Written instruction: Tally the lines containing the word "name" and give the total alone.

Material provided:

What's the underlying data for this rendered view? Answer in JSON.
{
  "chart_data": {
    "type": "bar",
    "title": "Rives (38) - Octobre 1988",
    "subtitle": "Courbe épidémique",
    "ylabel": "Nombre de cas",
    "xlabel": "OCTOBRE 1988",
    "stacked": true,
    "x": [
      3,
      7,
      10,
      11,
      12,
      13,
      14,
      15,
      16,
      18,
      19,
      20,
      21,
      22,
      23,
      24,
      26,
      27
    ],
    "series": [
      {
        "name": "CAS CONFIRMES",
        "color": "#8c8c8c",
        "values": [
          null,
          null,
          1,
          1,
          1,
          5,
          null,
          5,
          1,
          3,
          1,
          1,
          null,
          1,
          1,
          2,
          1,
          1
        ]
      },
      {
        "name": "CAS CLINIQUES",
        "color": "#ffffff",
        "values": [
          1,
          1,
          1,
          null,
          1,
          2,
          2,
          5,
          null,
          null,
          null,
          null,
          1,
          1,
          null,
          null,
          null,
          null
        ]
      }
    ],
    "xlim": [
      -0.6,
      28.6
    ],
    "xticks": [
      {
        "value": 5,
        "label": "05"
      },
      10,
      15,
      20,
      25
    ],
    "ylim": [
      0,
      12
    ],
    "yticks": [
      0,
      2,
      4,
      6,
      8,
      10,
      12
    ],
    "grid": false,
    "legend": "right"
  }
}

Full answer: 2